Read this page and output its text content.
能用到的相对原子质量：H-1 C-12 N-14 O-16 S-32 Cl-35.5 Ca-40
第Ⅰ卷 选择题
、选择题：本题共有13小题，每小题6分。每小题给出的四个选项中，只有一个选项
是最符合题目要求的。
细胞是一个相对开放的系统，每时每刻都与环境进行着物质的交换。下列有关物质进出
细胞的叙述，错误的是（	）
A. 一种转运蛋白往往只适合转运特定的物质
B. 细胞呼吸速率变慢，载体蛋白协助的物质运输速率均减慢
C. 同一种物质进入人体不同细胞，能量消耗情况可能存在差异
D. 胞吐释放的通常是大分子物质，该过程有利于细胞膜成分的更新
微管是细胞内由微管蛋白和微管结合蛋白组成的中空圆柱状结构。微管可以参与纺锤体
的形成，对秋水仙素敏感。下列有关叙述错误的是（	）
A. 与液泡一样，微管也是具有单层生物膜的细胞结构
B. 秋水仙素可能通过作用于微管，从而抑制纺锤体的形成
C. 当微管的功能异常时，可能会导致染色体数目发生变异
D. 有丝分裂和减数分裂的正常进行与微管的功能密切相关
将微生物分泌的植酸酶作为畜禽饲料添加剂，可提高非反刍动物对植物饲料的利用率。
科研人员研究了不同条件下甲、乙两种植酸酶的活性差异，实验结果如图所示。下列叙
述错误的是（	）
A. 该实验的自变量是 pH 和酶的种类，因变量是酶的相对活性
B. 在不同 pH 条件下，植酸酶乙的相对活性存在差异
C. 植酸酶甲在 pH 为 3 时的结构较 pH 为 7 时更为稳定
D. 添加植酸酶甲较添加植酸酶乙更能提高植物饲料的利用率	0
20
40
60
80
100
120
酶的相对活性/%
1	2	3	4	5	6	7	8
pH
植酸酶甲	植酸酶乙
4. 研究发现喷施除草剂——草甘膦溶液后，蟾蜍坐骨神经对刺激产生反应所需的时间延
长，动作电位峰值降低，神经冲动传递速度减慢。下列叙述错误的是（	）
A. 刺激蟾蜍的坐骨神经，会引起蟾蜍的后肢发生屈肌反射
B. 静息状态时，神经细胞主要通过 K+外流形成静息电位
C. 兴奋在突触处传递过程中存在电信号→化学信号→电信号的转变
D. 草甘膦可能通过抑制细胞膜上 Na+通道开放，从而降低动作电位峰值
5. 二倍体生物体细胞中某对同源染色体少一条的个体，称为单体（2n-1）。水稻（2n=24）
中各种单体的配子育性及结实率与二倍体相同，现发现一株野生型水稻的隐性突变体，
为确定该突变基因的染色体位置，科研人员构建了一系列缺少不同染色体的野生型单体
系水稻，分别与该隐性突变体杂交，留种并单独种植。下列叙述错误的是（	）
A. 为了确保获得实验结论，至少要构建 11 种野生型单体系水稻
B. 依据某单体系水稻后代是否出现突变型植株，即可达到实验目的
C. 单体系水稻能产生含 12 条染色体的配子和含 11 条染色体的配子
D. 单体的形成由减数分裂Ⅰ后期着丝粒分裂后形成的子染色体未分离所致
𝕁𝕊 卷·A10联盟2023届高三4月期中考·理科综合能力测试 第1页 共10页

-----

**Challenge**
Determine how many lines contain the word "下列叙述错误的是" and reply with that number alone.

**Output below**
2